Provided records
....

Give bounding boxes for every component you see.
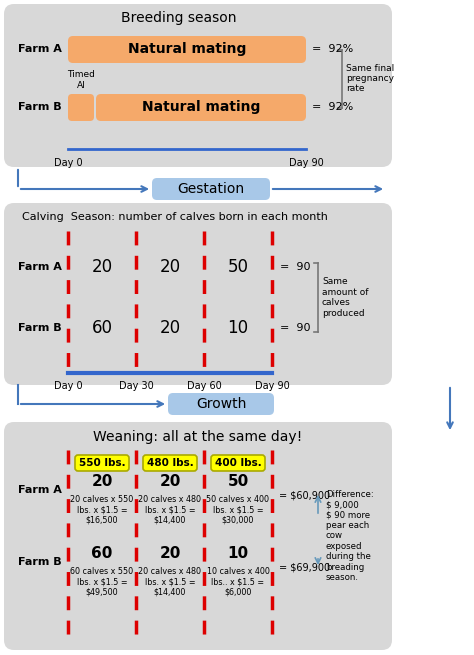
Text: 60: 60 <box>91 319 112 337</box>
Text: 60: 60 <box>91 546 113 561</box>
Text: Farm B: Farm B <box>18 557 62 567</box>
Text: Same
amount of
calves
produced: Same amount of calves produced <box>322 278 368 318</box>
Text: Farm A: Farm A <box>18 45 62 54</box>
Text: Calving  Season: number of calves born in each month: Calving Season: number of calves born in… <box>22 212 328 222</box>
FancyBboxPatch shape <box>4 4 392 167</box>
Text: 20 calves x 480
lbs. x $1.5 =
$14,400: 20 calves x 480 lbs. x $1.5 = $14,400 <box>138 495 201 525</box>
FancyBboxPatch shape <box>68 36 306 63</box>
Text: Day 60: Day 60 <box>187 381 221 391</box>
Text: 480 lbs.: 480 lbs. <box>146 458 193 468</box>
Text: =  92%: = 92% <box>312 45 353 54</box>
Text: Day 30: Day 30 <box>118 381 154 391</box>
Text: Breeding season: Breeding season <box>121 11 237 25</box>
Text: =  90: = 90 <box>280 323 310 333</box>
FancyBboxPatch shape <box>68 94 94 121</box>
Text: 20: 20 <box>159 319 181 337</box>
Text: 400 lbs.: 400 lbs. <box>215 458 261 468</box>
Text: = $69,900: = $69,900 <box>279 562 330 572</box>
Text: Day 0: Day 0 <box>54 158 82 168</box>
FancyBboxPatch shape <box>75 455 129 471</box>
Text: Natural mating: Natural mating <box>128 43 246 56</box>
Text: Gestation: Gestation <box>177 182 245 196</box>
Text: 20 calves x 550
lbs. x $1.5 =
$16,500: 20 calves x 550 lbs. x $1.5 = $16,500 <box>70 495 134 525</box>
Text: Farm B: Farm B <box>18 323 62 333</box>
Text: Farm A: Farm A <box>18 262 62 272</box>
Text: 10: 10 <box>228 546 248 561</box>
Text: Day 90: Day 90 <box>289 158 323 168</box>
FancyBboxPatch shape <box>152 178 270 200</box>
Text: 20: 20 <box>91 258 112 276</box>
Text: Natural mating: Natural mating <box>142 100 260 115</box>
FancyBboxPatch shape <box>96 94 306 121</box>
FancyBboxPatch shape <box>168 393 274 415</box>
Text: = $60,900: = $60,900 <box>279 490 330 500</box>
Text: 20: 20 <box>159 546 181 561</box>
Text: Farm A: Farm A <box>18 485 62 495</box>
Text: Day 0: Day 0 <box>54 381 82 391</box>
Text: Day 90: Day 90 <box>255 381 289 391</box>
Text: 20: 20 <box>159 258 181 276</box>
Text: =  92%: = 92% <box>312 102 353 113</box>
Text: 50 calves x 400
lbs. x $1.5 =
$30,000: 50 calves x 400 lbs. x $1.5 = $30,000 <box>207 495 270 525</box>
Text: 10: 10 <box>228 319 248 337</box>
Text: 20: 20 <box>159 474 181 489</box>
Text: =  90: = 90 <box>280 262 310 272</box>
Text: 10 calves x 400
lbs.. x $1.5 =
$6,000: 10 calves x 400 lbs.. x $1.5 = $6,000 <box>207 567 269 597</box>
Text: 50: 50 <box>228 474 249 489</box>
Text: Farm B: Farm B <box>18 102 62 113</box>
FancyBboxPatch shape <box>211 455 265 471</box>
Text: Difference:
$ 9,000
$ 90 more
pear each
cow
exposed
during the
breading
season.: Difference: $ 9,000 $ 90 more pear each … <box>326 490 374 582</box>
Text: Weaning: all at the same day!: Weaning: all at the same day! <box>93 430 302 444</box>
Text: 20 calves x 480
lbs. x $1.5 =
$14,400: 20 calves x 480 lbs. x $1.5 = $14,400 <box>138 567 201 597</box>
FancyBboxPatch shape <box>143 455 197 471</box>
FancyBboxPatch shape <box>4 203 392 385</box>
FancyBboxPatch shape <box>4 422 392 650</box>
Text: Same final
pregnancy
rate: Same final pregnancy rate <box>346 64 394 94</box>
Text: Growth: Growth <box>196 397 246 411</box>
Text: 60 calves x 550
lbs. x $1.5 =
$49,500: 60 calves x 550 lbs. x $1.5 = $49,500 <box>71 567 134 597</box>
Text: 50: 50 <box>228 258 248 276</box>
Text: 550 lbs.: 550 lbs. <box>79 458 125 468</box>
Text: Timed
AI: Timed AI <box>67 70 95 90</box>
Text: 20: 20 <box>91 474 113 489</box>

....

Written exercise
Write out these items again, swapping every occurrence of "Natural mating" for "Bull breeding" and keeping all other text unchanged. Leave out the pictures.

The output
Give bounding boxes for every component you see.
Text: 60: 60 <box>91 319 112 337</box>
Text: 60: 60 <box>91 546 113 561</box>
Text: Farm B: Farm B <box>18 557 62 567</box>
Text: Same
amount of
calves
produced: Same amount of calves produced <box>322 278 368 318</box>
Text: Farm A: Farm A <box>18 45 62 54</box>
Text: Calving  Season: number of calves born in each month: Calving Season: number of calves born in… <box>22 212 328 222</box>
FancyBboxPatch shape <box>4 4 392 167</box>
Text: 20 calves x 480
lbs. x $1.5 =
$14,400: 20 calves x 480 lbs. x $1.5 = $14,400 <box>138 495 201 525</box>
FancyBboxPatch shape <box>68 36 306 63</box>
Text: Day 60: Day 60 <box>187 381 221 391</box>
Text: 480 lbs.: 480 lbs. <box>146 458 193 468</box>
Text: =  92%: = 92% <box>312 45 353 54</box>
Text: Day 30: Day 30 <box>118 381 154 391</box>
Text: Breeding season: Breeding season <box>121 11 237 25</box>
Text: =  90: = 90 <box>280 323 310 333</box>
FancyBboxPatch shape <box>68 94 94 121</box>
Text: 20: 20 <box>159 319 181 337</box>
Text: 400 lbs.: 400 lbs. <box>215 458 261 468</box>
Text: = $69,900: = $69,900 <box>279 562 330 572</box>
Text: Day 0: Day 0 <box>54 158 82 168</box>
FancyBboxPatch shape <box>75 455 129 471</box>
Text: Bull breeding: Bull breeding <box>128 43 246 56</box>
Text: Gestation: Gestation <box>177 182 245 196</box>
Text: 20 calves x 550
lbs. x $1.5 =
$16,500: 20 calves x 550 lbs. x $1.5 = $16,500 <box>70 495 134 525</box>
Text: Farm B: Farm B <box>18 323 62 333</box>
Text: Farm A: Farm A <box>18 262 62 272</box>
Text: 10: 10 <box>228 546 248 561</box>
Text: Day 90: Day 90 <box>289 158 323 168</box>
FancyBboxPatch shape <box>152 178 270 200</box>
Text: 20: 20 <box>91 258 112 276</box>
Text: Bull breeding: Bull breeding <box>142 100 260 115</box>
FancyBboxPatch shape <box>96 94 306 121</box>
FancyBboxPatch shape <box>168 393 274 415</box>
Text: = $60,900: = $60,900 <box>279 490 330 500</box>
Text: 20: 20 <box>159 546 181 561</box>
Text: Farm A: Farm A <box>18 485 62 495</box>
Text: Day 0: Day 0 <box>54 381 82 391</box>
Text: Day 90: Day 90 <box>255 381 289 391</box>
Text: 20: 20 <box>159 258 181 276</box>
Text: =  92%: = 92% <box>312 102 353 113</box>
Text: 50 calves x 400
lbs. x $1.5 =
$30,000: 50 calves x 400 lbs. x $1.5 = $30,000 <box>207 495 270 525</box>
Text: 10: 10 <box>228 319 248 337</box>
Text: 20: 20 <box>159 474 181 489</box>
Text: =  90: = 90 <box>280 262 310 272</box>
Text: 10 calves x 400
lbs.. x $1.5 =
$6,000: 10 calves x 400 lbs.. x $1.5 = $6,000 <box>207 567 269 597</box>
Text: 50: 50 <box>228 474 249 489</box>
Text: Farm B: Farm B <box>18 102 62 113</box>
FancyBboxPatch shape <box>211 455 265 471</box>
Text: Difference:
$ 9,000
$ 90 more
pear each
cow
exposed
during the
breading
season.: Difference: $ 9,000 $ 90 more pear each … <box>326 490 374 582</box>
Text: Weaning: all at the same day!: Weaning: all at the same day! <box>93 430 302 444</box>
Text: 20 calves x 480
lbs. x $1.5 =
$14,400: 20 calves x 480 lbs. x $1.5 = $14,400 <box>138 567 201 597</box>
FancyBboxPatch shape <box>143 455 197 471</box>
FancyBboxPatch shape <box>4 203 392 385</box>
FancyBboxPatch shape <box>4 422 392 650</box>
Text: Same final
pregnancy
rate: Same final pregnancy rate <box>346 64 394 94</box>
Text: Growth: Growth <box>196 397 246 411</box>
Text: 60 calves x 550
lbs. x $1.5 =
$49,500: 60 calves x 550 lbs. x $1.5 = $49,500 <box>71 567 134 597</box>
Text: 50: 50 <box>228 258 248 276</box>
Text: 550 lbs.: 550 lbs. <box>79 458 125 468</box>
Text: Timed
AI: Timed AI <box>67 70 95 90</box>
Text: 20: 20 <box>91 474 113 489</box>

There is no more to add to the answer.